**SUPPLIED RECORDS**

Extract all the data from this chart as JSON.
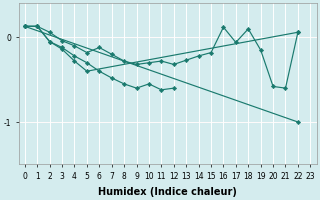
{
  "xlabel": "Humidex (Indice chaleur)",
  "bg_color": "#d4ecee",
  "grid_color": "#ffffff",
  "line_color": "#1a7a6e",
  "xlim": [
    -0.5,
    23.5
  ],
  "ylim": [
    -1.5,
    0.4
  ],
  "yticks": [
    -1,
    0
  ],
  "xtick_labels": [
    "0",
    "1",
    "2",
    "3",
    "4",
    "5",
    "6",
    "7",
    "8",
    "9",
    "10",
    "11",
    "12",
    "13",
    "14",
    "15",
    "16",
    "17",
    "18",
    "19",
    "20",
    "21",
    "22",
    "23"
  ],
  "xtick_vals": [
    0,
    1,
    2,
    3,
    4,
    5,
    6,
    7,
    8,
    9,
    10,
    11,
    12,
    13,
    14,
    15,
    16,
    17,
    18,
    19,
    20,
    21,
    22,
    23
  ],
  "series": [
    {
      "x": [
        0,
        1,
        2,
        3,
        4,
        5,
        6,
        7,
        8,
        9,
        10,
        11,
        12,
        13,
        14,
        15,
        16,
        17,
        18,
        19,
        20,
        21,
        22
      ],
      "y": [
        0.13,
        0.13,
        0.06,
        -0.04,
        -0.1,
        -0.18,
        -0.12,
        -0.2,
        -0.28,
        -0.32,
        -0.3,
        -0.28,
        -0.32,
        -0.27,
        -0.22,
        -0.18,
        0.12,
        -0.06,
        0.1,
        -0.15,
        -0.58,
        -0.6,
        0.06
      ]
    },
    {
      "x": [
        0,
        1,
        2,
        3,
        4,
        5,
        6,
        7,
        8,
        9,
        10,
        11,
        12
      ],
      "y": [
        0.13,
        0.13,
        -0.05,
        -0.12,
        -0.22,
        -0.3,
        -0.4,
        -0.48,
        -0.55,
        -0.6,
        -0.55,
        -0.62,
        -0.6
      ]
    },
    {
      "x": [
        0,
        1,
        2,
        3,
        4,
        5,
        22
      ],
      "y": [
        0.13,
        0.13,
        -0.05,
        -0.14,
        -0.28,
        -0.4,
        0.06
      ]
    },
    {
      "x": [
        0,
        22
      ],
      "y": [
        0.13,
        -1.0
      ]
    }
  ]
}
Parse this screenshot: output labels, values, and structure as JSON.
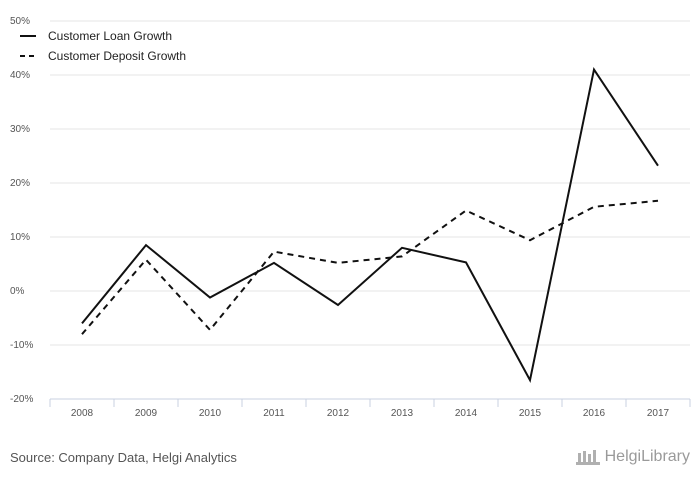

**GIVEN INSTRUCTION**
Select every line of the material above holding the word "JSON" and copy it.

**OUTPUT**
Extract all the data from this chart as JSON.
Parse this screenshot: output labels, values, and structure as JSON.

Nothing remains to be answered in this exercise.